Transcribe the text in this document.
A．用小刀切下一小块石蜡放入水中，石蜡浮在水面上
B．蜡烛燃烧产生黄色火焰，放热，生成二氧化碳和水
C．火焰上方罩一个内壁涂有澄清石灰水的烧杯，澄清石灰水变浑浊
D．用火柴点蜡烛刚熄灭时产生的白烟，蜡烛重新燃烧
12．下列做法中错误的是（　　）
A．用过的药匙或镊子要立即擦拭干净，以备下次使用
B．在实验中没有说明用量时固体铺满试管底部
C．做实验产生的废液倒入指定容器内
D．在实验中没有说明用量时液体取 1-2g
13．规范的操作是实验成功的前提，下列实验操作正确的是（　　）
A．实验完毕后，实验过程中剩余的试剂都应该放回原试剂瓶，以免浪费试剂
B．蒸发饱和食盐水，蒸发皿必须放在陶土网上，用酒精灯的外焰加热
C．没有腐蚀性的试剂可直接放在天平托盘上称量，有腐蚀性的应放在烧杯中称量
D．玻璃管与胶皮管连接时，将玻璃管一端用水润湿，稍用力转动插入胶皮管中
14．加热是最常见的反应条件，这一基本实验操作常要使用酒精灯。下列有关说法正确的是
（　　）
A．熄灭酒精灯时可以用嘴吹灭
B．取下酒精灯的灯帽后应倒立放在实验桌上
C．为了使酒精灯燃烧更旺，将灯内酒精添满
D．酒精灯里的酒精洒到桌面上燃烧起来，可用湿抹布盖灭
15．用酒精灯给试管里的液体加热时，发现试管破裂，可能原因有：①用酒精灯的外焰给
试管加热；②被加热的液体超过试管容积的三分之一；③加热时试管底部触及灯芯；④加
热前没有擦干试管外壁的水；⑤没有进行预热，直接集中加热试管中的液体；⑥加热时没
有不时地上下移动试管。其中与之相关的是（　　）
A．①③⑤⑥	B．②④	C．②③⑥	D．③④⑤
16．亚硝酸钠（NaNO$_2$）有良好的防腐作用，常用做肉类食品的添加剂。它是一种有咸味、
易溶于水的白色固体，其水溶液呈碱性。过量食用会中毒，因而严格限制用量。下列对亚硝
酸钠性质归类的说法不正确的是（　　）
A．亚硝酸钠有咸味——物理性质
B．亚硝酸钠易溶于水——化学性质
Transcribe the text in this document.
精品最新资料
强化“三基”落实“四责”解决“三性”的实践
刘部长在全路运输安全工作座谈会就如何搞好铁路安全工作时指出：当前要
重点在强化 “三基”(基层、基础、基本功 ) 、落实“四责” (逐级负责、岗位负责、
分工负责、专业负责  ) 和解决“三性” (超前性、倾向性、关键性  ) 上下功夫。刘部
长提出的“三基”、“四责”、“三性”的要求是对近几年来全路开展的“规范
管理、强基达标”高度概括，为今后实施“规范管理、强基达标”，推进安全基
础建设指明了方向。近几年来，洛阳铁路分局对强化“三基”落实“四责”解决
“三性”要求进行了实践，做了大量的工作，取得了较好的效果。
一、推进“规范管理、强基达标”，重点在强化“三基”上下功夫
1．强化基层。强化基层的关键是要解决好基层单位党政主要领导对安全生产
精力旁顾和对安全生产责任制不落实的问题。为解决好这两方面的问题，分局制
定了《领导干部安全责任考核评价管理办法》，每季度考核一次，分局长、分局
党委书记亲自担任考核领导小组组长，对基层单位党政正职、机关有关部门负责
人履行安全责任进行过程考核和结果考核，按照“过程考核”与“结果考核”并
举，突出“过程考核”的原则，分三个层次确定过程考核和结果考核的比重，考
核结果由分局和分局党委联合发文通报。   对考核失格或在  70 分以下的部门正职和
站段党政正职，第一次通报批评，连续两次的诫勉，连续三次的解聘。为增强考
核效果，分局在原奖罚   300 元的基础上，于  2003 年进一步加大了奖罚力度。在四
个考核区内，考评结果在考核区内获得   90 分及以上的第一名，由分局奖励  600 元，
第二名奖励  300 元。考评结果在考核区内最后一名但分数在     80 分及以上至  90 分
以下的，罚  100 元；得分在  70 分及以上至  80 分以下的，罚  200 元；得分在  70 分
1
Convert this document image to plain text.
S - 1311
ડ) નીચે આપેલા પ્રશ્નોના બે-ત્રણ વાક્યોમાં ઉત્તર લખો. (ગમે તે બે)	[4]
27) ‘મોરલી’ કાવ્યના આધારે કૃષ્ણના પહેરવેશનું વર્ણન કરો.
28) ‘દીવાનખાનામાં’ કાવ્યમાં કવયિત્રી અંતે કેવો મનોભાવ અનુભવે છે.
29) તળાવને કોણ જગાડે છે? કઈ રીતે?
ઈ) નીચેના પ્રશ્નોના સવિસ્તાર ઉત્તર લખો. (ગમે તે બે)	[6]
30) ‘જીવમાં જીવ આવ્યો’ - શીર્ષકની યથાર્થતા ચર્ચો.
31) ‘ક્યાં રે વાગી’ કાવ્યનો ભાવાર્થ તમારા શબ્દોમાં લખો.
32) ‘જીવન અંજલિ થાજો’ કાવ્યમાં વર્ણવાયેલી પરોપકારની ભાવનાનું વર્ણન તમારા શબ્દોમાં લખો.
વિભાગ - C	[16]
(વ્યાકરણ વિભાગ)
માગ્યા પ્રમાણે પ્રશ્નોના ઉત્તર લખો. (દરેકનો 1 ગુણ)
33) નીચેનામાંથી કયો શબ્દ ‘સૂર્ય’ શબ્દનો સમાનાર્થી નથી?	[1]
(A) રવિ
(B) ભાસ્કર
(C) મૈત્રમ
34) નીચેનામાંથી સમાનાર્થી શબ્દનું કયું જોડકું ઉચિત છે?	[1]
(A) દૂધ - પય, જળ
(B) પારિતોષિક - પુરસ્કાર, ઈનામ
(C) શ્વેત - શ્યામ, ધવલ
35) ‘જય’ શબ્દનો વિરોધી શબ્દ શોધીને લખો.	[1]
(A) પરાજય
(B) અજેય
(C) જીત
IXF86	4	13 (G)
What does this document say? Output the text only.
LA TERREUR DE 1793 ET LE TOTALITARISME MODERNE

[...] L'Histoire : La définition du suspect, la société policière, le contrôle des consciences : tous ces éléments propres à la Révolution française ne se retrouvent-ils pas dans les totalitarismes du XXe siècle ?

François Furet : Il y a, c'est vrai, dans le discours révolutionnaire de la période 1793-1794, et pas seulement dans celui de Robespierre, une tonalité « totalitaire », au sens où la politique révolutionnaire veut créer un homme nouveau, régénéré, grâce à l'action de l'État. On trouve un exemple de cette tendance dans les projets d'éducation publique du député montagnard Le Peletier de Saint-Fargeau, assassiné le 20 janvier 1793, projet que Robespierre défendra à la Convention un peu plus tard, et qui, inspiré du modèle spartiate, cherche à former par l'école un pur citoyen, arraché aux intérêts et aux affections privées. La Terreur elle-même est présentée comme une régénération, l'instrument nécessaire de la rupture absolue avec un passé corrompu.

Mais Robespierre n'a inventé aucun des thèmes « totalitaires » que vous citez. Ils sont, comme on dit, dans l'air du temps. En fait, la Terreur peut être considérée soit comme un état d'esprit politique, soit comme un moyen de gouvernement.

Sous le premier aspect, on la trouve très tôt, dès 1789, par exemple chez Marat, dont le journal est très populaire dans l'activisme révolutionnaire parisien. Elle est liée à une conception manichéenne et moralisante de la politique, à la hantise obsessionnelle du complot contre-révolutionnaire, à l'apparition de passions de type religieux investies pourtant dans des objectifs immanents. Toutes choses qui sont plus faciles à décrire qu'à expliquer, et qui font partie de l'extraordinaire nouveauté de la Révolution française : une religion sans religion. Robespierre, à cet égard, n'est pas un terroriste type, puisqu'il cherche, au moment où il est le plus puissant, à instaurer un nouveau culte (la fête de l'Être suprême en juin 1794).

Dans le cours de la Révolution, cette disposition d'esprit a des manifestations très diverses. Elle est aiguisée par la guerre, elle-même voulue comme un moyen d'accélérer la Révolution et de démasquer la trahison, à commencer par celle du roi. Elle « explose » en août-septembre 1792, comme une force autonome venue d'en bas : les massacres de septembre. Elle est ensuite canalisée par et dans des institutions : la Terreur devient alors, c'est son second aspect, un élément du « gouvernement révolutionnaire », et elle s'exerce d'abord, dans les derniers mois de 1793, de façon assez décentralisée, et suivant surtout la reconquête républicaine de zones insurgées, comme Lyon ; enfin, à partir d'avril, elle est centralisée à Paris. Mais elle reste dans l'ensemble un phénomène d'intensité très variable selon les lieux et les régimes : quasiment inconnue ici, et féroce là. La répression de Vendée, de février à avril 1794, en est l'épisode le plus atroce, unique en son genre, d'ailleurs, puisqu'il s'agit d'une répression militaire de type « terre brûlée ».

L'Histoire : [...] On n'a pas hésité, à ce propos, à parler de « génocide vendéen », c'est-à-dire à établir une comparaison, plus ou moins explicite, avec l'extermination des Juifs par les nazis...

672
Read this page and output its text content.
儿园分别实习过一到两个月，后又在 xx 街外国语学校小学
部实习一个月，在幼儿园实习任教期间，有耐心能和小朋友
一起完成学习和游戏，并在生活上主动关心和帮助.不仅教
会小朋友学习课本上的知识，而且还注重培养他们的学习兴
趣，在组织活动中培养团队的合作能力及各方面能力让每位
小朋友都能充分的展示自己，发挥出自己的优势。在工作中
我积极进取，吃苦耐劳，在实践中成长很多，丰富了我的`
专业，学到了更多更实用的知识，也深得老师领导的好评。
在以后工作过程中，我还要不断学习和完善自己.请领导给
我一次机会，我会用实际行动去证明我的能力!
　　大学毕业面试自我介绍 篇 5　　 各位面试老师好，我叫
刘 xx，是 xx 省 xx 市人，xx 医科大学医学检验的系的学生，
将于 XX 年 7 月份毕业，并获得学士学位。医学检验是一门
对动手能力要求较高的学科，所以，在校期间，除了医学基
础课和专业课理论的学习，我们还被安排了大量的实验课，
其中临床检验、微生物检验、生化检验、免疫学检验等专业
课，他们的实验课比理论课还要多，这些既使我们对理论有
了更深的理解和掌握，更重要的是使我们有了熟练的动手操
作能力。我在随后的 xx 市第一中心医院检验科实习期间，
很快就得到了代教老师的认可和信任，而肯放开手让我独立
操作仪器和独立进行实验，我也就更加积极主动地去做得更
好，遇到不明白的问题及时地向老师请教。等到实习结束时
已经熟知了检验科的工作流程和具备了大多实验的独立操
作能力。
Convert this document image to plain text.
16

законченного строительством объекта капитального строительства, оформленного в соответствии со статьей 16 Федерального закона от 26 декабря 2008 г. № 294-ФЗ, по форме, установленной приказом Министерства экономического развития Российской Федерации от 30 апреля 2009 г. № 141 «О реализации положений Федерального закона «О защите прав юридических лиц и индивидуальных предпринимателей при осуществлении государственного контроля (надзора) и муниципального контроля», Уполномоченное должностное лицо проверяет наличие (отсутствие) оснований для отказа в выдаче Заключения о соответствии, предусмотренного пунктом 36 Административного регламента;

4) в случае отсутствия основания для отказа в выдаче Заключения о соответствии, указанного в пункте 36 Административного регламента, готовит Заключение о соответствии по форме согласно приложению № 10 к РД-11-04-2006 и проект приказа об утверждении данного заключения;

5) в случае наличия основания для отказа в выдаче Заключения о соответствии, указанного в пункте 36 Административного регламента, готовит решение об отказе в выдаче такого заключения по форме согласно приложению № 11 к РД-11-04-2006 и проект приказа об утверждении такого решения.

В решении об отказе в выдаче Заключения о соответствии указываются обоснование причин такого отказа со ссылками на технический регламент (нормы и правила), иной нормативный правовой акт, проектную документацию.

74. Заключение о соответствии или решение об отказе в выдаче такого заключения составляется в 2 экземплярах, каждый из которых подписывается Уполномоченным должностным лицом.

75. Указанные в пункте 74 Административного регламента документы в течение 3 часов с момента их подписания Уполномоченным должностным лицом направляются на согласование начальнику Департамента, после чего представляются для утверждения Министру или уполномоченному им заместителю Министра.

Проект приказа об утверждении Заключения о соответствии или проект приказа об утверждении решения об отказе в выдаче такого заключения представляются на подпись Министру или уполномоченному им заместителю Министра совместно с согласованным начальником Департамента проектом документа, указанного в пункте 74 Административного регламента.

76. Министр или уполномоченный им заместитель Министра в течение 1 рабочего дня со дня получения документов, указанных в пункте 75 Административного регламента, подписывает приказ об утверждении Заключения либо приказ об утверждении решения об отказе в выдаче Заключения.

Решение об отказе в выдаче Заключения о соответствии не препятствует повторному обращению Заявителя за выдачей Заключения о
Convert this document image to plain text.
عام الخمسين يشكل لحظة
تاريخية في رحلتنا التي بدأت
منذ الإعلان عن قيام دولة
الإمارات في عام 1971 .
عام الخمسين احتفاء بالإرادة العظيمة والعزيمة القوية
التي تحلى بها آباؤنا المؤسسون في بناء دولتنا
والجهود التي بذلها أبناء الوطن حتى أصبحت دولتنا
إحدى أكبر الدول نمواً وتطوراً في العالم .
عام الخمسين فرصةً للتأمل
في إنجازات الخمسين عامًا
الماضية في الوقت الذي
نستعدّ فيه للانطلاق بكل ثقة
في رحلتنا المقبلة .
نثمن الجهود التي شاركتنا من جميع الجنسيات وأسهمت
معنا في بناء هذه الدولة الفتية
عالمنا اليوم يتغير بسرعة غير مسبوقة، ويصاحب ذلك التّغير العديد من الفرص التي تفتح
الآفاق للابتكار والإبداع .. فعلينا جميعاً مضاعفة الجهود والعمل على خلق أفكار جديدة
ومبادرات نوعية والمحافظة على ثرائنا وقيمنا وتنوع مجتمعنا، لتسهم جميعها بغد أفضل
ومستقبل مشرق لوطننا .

▶ _What you need to do_: Search the records for the string "过程考核" and return every line in which it occurs.

▶ _Finished task_:
人履行安全责任进行过程考核和结果考核，按照“过程考核”与“结果考核”并
举，突出“过程考核”的原则，分三个层次确定过程考核和结果考核的比重，考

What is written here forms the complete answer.